◆ WHAT IS NEEDED: Collect from the data below each line with "ideas".

Extracted data entries:
::::

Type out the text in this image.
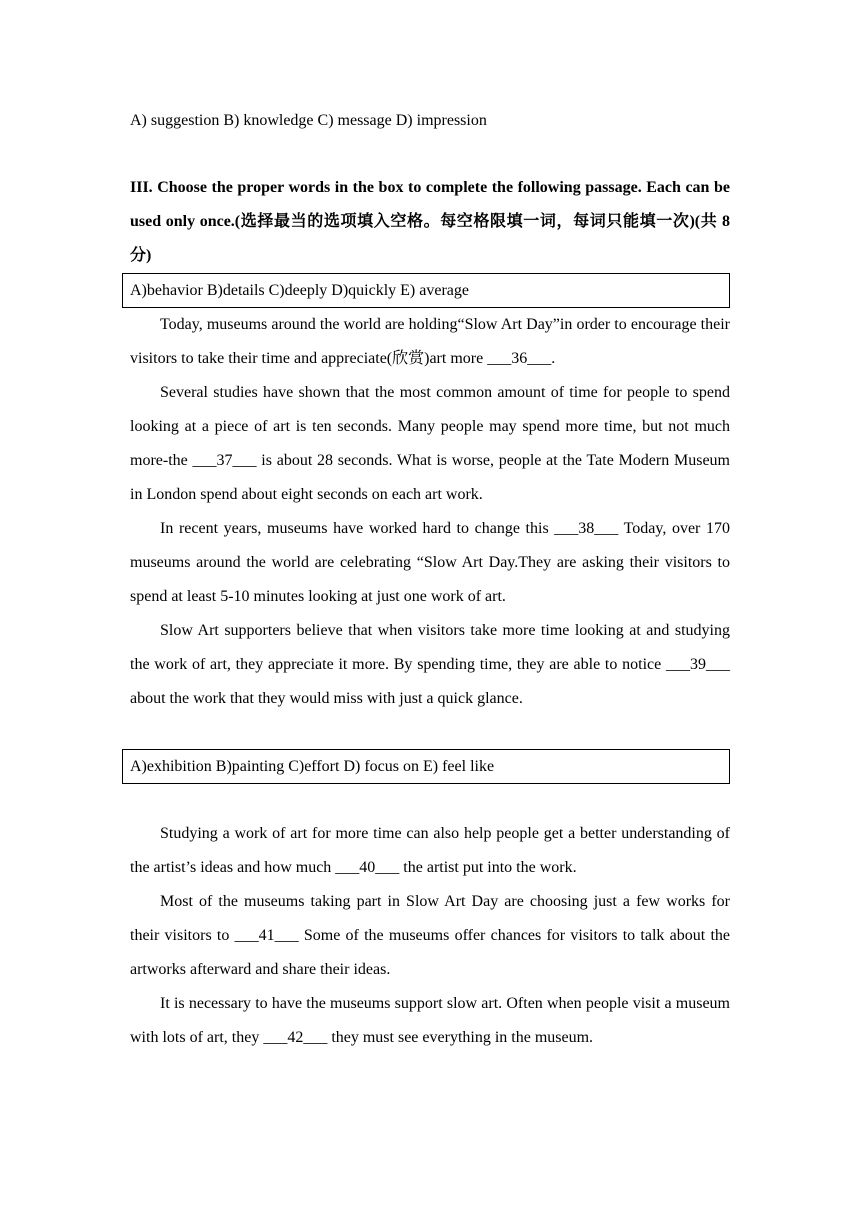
A) suggestion B) knowledge C) message D) impression

III. Choose the proper words in the box to complete the following passage. Each can be used only once.(选择最当的选项填入空格。每空格限填一词，每词只能填一次)(共 8 分)

A)behavior B)details C)deeply D)quickly E) average

Today, museums around the world are holding“Slow Art Day”in order to encourage their visitors to take their time and appreciate(欣赏)art more ___36___.

Several studies have shown that the most common amount of time for people to spend looking at a piece of art is ten seconds. Many people may spend more time, but not much more-the ___37___ is about 28 seconds. What is worse, people at the Tate Modern Museum in London spend about eight seconds on each art work.

In recent years, museums have worked hard to change this ___38___ Today, over 170 museums around the world are celebrating “Slow Art Day.They are asking their visitors to spend at least 5-10 minutes looking at just one work of art.

Slow Art supporters believe that when visitors take more time looking at and studying the work of art, they appreciate it more. By spending time, they are able to notice ___39___ about the work that they would miss with just a quick glance.

A)exhibition B)painting C)effort D) focus on E) feel like

Studying a work of art for more time can also help people get a better understanding of the artist’s ideas and how much ___40___ the artist put into the work.

Most of the museums taking part in Slow Art Day are choosing just a few works for their visitors to ___41___ Some of the museums offer chances for visitors to talk about the artworks afterward and share their ideas.

It is necessary to have the museums support slow art. Often when people visit a museum with lots of art, they ___42___ they must see everything in the museum.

::::

◆ ANSWER TO THIS PROBLEM:
Studying a work of art for more time can also help people get a better understanding of the artist’s ideas and how much ___40___ the artist put into the work.
Most of the museums taking part in Slow Art Day are choosing just a few works for their visitors to ___41___ Some of the museums offer chances for visitors to talk about the artworks afterward and share their ideas.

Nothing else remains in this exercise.